> **Texte source**:
En réponse à la tribune du Professeur Togba Zogbélémou : nous disons halte au tripatouillage de la Constitution et à la manipulation du Peuple !
Sans qu’il ne soit nécessaire de s’appesantir sur les desseins inavoués que servait la tribune du Professeur Togba Zogbélémou-laquelle trahissait assez aisément la préoccupation de son auteur d’assurer une assise légale et scientifique au projet anticonstitutionnel de troisième mandat-la présente contribution part de la vive réprobation intellectuelle qu’elle a déclenchée dans les milieux universitaires et académiques.
En effet, certains juristes, constitutionalistes ou non, se sont évertués à déconstruire, dans le cadre d’une analyse juridique solide, rigoureuse et méthodique, ce qui s’apparente plus à un véritable plaidoyer au service d’une nouvelle Constitution qu’à une démonstration objective et académique. S’il y a un aspect qui fait l’unanimité et qui constitue l’épine dorsale de l’argumentation du Professeur Zogbélémou, c’est bien l’impossibilité pour le Président de la République de faire adopter une nouvelle Constitution par voie référendaire sur la base de l’article 51 de la Constitution en vigueur, étant entendu que cette disposition renvoie exclusivement au référendum de type législatif et non constitutionnel. Afin d’éviter toute redondance, nous n’en rajouterons pas à la littérature juridique prolifique déjà existante. Nous nous nous emploierons plutôt à apporter un éclairage nouveau sur le pouvoir constituant et les circonstances de l’émergence d’une nouvelle Constitution (I) sans oublier de rappeler les instruments juridiques régionaux qui garantissent le principe de l’alternance démocratique tout en organisant des sanctions contre les auteurs de changement anticonstitutionnel (II).

> **Extraits de données**:
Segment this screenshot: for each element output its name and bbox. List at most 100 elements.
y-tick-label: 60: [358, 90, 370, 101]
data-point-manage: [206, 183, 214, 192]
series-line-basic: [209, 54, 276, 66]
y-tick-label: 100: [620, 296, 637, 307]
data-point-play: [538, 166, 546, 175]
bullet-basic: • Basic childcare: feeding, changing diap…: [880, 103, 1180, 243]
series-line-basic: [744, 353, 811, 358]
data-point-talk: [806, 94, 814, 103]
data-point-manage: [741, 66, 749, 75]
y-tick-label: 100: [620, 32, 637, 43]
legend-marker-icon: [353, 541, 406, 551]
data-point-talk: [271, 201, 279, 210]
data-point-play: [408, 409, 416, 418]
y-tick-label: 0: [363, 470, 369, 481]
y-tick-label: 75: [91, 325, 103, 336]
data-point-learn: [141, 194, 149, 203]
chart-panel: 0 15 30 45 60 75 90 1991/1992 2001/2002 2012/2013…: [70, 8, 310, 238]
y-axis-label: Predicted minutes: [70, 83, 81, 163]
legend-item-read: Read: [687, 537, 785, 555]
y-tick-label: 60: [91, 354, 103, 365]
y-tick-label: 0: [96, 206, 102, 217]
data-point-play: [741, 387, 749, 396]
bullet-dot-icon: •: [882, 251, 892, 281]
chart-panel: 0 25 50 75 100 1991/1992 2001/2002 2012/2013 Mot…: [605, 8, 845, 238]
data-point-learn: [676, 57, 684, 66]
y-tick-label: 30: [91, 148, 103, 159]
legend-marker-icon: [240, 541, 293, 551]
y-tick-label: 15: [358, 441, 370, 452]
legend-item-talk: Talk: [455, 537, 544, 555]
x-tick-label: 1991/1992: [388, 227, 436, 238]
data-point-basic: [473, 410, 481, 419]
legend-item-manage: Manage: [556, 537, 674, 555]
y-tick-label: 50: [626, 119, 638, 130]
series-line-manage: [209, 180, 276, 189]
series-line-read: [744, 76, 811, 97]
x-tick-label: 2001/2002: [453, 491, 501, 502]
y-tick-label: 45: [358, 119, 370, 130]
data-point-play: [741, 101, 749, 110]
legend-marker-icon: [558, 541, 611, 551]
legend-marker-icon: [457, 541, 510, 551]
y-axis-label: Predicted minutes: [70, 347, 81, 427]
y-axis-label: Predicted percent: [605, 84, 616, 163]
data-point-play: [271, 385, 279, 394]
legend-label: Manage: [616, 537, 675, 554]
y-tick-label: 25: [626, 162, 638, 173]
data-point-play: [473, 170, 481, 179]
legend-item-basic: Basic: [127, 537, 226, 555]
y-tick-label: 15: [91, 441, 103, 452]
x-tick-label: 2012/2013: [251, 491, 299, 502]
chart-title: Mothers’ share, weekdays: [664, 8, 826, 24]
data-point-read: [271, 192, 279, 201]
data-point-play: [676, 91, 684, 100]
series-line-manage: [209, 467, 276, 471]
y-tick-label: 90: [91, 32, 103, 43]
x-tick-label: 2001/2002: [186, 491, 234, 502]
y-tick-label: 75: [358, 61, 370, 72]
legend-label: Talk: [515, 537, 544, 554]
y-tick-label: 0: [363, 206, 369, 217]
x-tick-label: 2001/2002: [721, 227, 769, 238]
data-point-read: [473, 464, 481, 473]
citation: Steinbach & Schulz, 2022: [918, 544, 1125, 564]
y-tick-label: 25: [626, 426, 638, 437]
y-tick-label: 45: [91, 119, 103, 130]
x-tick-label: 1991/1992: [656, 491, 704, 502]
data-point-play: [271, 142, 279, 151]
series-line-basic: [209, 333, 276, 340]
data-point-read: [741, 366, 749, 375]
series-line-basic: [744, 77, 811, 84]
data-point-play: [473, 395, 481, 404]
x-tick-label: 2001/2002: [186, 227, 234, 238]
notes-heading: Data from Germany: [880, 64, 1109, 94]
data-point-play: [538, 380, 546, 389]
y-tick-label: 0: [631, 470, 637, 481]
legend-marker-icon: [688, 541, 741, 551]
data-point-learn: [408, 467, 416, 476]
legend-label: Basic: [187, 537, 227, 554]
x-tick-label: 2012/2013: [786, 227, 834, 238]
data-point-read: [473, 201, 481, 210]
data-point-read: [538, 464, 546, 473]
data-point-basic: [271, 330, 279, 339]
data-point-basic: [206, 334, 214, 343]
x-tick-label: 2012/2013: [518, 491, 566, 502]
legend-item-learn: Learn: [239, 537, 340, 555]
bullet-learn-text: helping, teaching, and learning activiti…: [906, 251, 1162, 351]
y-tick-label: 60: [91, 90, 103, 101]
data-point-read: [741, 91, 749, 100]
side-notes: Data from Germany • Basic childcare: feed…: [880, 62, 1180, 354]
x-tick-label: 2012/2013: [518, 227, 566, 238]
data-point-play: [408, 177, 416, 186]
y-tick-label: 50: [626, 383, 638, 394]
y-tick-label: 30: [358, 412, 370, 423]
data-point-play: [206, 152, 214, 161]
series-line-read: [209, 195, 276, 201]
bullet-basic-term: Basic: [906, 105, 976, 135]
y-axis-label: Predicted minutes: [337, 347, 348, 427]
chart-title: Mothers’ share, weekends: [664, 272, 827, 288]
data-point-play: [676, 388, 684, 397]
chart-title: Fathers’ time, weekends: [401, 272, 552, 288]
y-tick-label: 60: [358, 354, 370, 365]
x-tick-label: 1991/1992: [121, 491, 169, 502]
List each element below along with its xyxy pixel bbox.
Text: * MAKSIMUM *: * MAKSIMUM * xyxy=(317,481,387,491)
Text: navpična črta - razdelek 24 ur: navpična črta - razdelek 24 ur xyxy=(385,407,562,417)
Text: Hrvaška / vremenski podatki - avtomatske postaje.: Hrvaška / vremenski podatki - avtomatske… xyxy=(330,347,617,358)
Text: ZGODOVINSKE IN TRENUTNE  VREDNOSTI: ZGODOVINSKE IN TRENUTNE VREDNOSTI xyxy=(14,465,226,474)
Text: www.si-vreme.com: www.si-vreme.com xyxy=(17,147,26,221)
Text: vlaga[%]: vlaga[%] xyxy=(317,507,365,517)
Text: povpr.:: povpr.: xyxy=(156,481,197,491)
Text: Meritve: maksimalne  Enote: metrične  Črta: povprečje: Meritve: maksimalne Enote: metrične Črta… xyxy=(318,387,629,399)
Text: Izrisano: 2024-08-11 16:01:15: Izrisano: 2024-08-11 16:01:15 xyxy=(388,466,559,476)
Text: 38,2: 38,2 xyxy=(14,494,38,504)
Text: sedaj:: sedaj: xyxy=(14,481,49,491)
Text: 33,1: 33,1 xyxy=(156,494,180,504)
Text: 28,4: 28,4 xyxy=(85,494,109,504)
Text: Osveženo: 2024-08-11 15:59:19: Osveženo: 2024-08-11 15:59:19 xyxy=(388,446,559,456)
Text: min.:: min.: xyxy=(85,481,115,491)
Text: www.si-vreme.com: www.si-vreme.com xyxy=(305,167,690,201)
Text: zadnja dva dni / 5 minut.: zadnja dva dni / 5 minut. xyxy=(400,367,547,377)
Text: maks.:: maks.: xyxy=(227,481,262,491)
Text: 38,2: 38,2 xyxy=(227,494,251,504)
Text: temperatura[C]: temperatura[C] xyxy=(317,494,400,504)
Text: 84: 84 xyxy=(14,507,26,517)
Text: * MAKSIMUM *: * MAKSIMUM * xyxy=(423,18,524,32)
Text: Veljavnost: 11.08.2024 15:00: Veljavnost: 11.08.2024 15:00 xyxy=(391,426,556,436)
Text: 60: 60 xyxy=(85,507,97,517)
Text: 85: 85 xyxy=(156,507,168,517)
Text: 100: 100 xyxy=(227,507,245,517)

> **Consignes**:
[a] D'après le texte sur la Constitution, à quel type de référendum l'article 51 de la Constitution en vigueur renvoie-t-il exclusivement ?
[b] Recopiez le passage du texte sur la Constitution compris entre « En réponse à » et « universitaires et académiques. », inclus, en remplaçant « tribune » par « chronique ».
[c] Rédigez la suite du texte sur la Constitution, à partir de sa dernière phrase.
Les lignes ne sont d'aucune utilité ici.

> **Réponses**:
[a] Au référendum de type législatif.

[b]
En réponse à la chronique du Professeur Togba Zogbélémou : nous disons halte au tripatouillage de la Constitution et à la manipulation du Peuple !
Sans qu’il ne soit nécessaire de s’appesantir sur les desseins inavoués que servait la chronique du Professeur Togba Zogbélémou-laquelle trahissait assez aisément la préoccupation de son auteur d’assurer une assise légale et scientifique au projet anticonstitutionnel de troisième mandat-la présente contribution part de la vive réprobation intellectuelle qu’elle a déclenchée dans les milieux universitaires et académiques.

[c]
- Le pouvoir constituant et les circonstances de l’émergence d’une nouvelle Constitution
Il convient de rappeler tout d’abord que les dispositions combinées des articles 27 et 154 de la Constitution du 7 mai 2010 qui garantissent le principe de l’alternance démocratique, empêchent le Président de la République de s’octroyer un troisième mandat. Tout mandat supplémentaire ou glissement de mandat en cours serait, en l’état actuel du droit positif, inconstitutionnel. C’est pour contourner ces dispositions intangibles que le pouvoir envisage illégalement l’élaboration d’une nouvelle Constitution par voie de référendum. Or, contrairement à l’avis exprimé par le Professeur Togba Zogbélémou dans sa tribune, il est incontestable que l’article 51 de la Constitution prévoit non pas un référendum constitutionnel mais un référendum législatif. Il sied de rappeler que l’article 51 de la Constitution guinéenne exige un avis de conformité de la Cour constitutionnelle pour tout projet et toute proposition de loi initiés dans ce cadre. De même, l’article 22 alinéa 3 de la Loi organique sur la Cour constitutionnelle dispose : « La Cour constitutionnelle exerce un contrôle de constitutionnalité du projet ou de la proposition de loi référendaire préalablement au vote du Peuple ». Or, il serait difficilement imaginable qu’un contrôle de constitutionnalité de la nouvelle Constitution à l’ancienne puisse être opéré alors même que la nouvelle conduirait à l’abrogation de l’ancienne. Ce qui sous-entend que cet article 51 ne peut servir de base légale pour proposer une nouvelle Constitution.
Le pouvoir constituant originaire est celui d’édicter une première, ou nouvelle Constitution. Il suppose donc une rupture de l’ordre constitutionnel antérieur à la suite d’une révolution, d’un coup d’État, d’une guerre avec occupation du sol national ou de la création d’un nouvel État. Le pouvoir constituant comprend ainsi un processus révolutionnaire qui est la rupture illégale de l’ordre constitutionnel. Or, rien en l’espèce ne justifie objectivement et raisonnablement l’élaboration d’une nouvelle Constitution au détriment de la révision, si tant est que l’objectif poursuivi demeure véritablement l’amélioration de la Constitution en vigueur.
Le pouvoir constituant originaire se caractérise par une nature particulière. Il naît dans le fait pour ensuite seulement créer le droit. Il est rebelle à toute théorisation juridique c’est-à-dire qu’aucune règle même juridique ne peut lui être imposée. Il est par définition souverain. Toutefois, la question qui se pose n’est pas de savoir s’il est souverain ou non, mais s’il est juridique ou non, c’est- à dire encadré par le droit, ce qui n’est pas tout à fait la même chose selon le Professeur agrégé de Droit public Jean-Philippe Derosier.
S’il n’est pas juridique, il peut s’affranchir du droit et faire effectivement et totalement ce qu’il veut. Si ce pouvoir est juridique, il est nécessairement encadré par le droit. Il peut tout à fait être souverain tout en étant juridiquement et constitutionnellement encadré.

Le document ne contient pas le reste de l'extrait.